**Items:**
# # # # # # #

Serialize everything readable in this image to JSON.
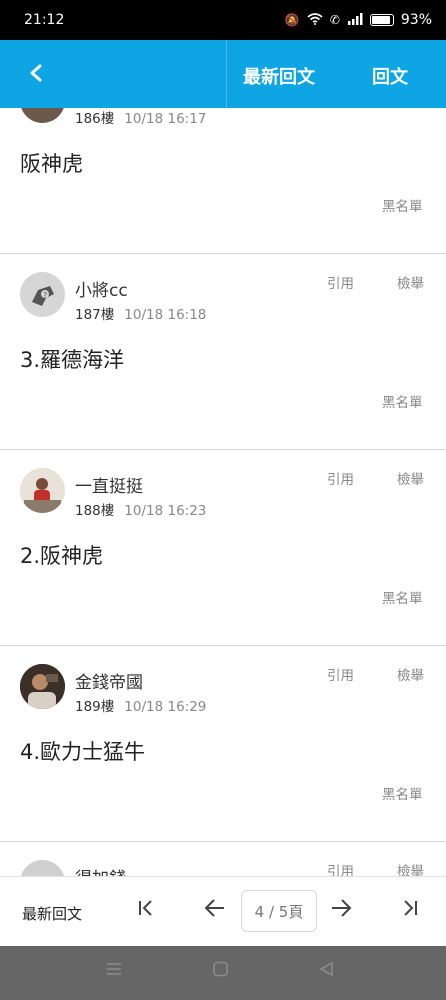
{
  "status_bar": {
    "time": "21:12",
    "battery": "93%"
  },
  "app_bar": {
    "latest_label": "最新回文",
    "reply_label": "回文"
  },
  "posts": [
    {
      "floor": "186樓",
      "date": "10/18 16:17",
      "content": "阪神虎",
      "blacklist": "黑名單"
    },
    {
      "author": "小將cc",
      "floor": "187樓",
      "date": "10/18 16:18",
      "quote": "引用",
      "report": "檢舉",
      "content": "3.羅德海洋",
      "blacklist": "黑名單"
    },
    {
      "author": "一直挺挺",
      "floor": "188樓",
      "date": "10/18 16:23",
      "quote": "引用",
      "report": "檢舉",
      "content": "2.阪神虎",
      "blacklist": "黑名單"
    },
    {
      "author": "金錢帝國",
      "floor": "189樓",
      "date": "10/18 16:29",
      "quote": "引用",
      "report": "檢舉",
      "content": "4.歐力士猛牛",
      "blacklist": "黑名單"
    },
    {
      "author": "得加錢",
      "quote": "引用",
      "report": "檢舉"
    }
  ],
  "toolbar": {
    "latest_label": "最新回文",
    "page_indicator": "4 / 5頁"
  },
  "icons": {
    "back": "chevron-left-icon",
    "first": "first-page-icon",
    "prev": "arrow-left-icon",
    "next": "arrow-right-icon",
    "last": "last-page-icon"
  },
  "colors": {
    "app_bar": "#0ea5e5",
    "status_bar": "#000000",
    "nav_bar": "#666666"
  }
}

# # # # # # #

**What is being asked:** Where a line holds "left", copy it out.

**Reply:**
    "back": "chevron-left-icon",
    "prev": "arrow-left-icon",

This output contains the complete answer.